-------- Data supplied

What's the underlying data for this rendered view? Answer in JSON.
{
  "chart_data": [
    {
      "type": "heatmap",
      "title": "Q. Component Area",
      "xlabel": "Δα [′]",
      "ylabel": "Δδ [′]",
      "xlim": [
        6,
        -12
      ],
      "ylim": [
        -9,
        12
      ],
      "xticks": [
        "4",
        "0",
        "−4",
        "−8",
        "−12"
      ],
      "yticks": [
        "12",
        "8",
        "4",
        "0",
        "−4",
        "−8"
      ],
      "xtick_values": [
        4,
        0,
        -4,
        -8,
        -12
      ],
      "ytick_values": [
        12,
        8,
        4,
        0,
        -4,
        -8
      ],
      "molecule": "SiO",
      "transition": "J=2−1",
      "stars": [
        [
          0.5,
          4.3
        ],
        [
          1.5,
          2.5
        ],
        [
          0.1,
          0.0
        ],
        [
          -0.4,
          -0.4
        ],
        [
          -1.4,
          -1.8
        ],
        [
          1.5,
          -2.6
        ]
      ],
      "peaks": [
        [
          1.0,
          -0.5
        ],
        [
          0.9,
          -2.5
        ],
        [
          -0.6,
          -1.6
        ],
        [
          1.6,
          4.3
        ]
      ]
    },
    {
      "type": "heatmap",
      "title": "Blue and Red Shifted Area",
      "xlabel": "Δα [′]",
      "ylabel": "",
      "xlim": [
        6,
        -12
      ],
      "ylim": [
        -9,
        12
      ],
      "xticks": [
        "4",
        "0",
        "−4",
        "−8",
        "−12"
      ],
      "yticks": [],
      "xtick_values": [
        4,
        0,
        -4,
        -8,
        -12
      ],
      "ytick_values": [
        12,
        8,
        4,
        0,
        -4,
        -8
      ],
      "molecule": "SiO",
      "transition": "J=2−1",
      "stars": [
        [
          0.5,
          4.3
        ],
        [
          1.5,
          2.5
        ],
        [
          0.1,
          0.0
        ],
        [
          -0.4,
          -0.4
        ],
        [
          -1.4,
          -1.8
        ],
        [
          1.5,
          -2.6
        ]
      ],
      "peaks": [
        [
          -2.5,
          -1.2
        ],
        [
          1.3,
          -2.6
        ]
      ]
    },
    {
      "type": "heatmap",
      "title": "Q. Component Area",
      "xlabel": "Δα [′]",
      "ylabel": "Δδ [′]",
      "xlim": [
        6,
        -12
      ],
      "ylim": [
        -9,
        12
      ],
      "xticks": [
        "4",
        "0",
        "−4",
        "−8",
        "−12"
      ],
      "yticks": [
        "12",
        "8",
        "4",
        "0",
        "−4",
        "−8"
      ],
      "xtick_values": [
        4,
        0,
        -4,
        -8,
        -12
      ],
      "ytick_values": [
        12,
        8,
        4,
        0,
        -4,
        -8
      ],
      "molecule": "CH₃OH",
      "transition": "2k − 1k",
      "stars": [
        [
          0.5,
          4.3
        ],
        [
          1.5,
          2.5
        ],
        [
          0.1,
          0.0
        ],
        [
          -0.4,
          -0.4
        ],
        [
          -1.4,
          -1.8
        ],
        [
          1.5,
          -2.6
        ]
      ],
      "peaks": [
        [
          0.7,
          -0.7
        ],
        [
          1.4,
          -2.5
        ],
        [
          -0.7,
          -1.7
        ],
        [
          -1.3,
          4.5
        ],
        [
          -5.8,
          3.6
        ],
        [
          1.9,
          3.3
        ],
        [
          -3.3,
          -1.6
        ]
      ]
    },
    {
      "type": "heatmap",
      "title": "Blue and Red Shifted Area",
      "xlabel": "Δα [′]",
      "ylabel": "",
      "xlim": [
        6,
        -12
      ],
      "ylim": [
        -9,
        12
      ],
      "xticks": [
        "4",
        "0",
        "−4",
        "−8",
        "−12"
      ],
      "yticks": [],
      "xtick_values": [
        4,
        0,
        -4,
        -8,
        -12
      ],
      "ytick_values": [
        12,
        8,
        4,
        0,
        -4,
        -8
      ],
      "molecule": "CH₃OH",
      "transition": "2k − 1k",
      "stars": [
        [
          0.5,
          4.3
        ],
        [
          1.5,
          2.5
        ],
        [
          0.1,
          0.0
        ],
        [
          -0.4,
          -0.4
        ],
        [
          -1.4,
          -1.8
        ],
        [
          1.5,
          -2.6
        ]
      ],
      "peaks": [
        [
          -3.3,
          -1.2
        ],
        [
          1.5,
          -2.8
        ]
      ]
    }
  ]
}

----------------

Return each entry from above without altering a single character.

- **Exercise solution**
What's the underlying data for this rendered view? Answer in JSON.
{
  "chart_data": [
    {
      "type": "heatmap",
      "title": "Q. Component Area",
      "xlabel": "Δα [′]",
      "ylabel": "Δδ [′]",
      "xlim": [
        6,
        -12
      ],
      "ylim": [
        -9,
        12
      ],
      "xticks": [
        "4",
        "0",
        "−4",
        "−8",
        "−12"
      ],
      "yticks": [
        "12",
        "8",
        "4",
        "0",
        "−4",
        "−8"
      ],
      "xtick_values": [
        4,
        0,
        -4,
        -8,
        -12
      ],
      "ytick_values": [
        12,
        8,
        4,
        0,
        -4,
        -8
      ],
      "molecule": "SiO",
      "transition": "J=2−1",
      "stars": [
        [
          0.5,
          4.3
        ],
        [
          1.5,
          2.5
        ],
        [
          0.1,
          0.0
        ],
        [
          -0.4,
          -0.4
        ],
        [
          -1.4,
          -1.8
        ],
        [
          1.5,
          -2.6
        ]
      ],
      "peaks": [
        [
          1.0,
          -0.5
        ],
        [
          0.9,
          -2.5
        ],
        [
          -0.6,
          -1.6
        ],
        [
          1.6,
          4.3
        ]
      ]
    },
    {
      "type": "heatmap",
      "title": "Blue and Red Shifted Area",
      "xlabel": "Δα [′]",
      "ylabel": "",
      "xlim": [
        6,
        -12
      ],
      "ylim": [
        -9,
        12
      ],
      "xticks": [
        "4",
        "0",
        "−4",
        "−8",
        "−12"
      ],
      "yticks": [],
      "xtick_values": [
        4,
        0,
        -4,
        -8,
        -12
      ],
      "ytick_values": [
        12,
        8,
        4,
        0,
        -4,
        -8
      ],
      "molecule": "SiO",
      "transition": "J=2−1",
      "stars": [
        [
          0.5,
          4.3
        ],
        [
          1.5,
          2.5
        ],
        [
          0.1,
          0.0
        ],
        [
          -0.4,
          -0.4
        ],
        [
          -1.4,
          -1.8
        ],
        [
          1.5,
          -2.6
        ]
      ],
      "peaks": [
        [
          -2.5,
          -1.2
        ],
        [
          1.3,
          -2.6
        ]
      ]
    },
    {
      "type": "heatmap",
      "title": "Q. Component Area",
      "xlabel": "Δα [′]",
      "ylabel": "Δδ [′]",
      "xlim": [
        6,
        -12
      ],
      "ylim": [
        -9,
        12
      ],
      "xticks": [
        "4",
        "0",
        "−4",
        "−8",
        "−12"
      ],
      "yticks": [
        "12",
        "8",
        "4",
        "0",
        "−4",
        "−8"
      ],
      "xtick_values": [
        4,
        0,
        -4,
        -8,
        -12
      ],
      "ytick_values": [
        12,
        8,
        4,
        0,
        -4,
        -8
      ],
      "molecule": "CH₃OH",
      "transition": "2k − 1k",
      "stars": [
        [
          0.5,
          4.3
        ],
        [
          1.5,
          2.5
        ],
        [
          0.1,
          0.0
        ],
        [
          -0.4,
          -0.4
        ],
        [
          -1.4,
          -1.8
        ],
        [
          1.5,
          -2.6
        ]
      ],
      "peaks": [
        [
          0.7,
          -0.7
        ],
        [
          1.4,
          -2.5
        ],
        [
          -0.7,
          -1.7
        ],
        [
          -1.3,
          4.5
        ],
        [
          -5.8,
          3.6
        ],
        [
          1.9,
          3.3
        ],
        [
          -3.3,
          -1.6
        ]
      ]
    },
    {
      "type": "heatmap",
      "title": "Blue and Red Shifted Area",
      "xlabel": "Δα [′]",
      "ylabel": "",
      "xlim": [
        6,
        -12
      ],
      "ylim": [
        -9,
        12
      ],
      "xticks": [
        "4",
        "0",
        "−4",
        "−8",
        "−12"
      ],
      "yticks": [],
      "xtick_values": [
        4,
        0,
        -4,
        -8,
        -12
      ],
      "ytick_values": [
        12,
        8,
        4,
        0,
        -4,
        -8
      ],
      "molecule": "CH₃OH",
      "transition": "2k − 1k",
      "stars": [
        [
          0.5,
          4.3
        ],
        [
          1.5,
          2.5
        ],
        [
          0.1,
          0.0
        ],
        [
          -0.4,
          -0.4
        ],
        [
          -1.4,
          -1.8
        ],
        [
          1.5,
          -2.6
        ]
      ],
      "peaks": [
        [
          -3.3,
          -1.2
        ],
        [
          1.5,
          -2.8
        ]
      ]
    }
  ]
}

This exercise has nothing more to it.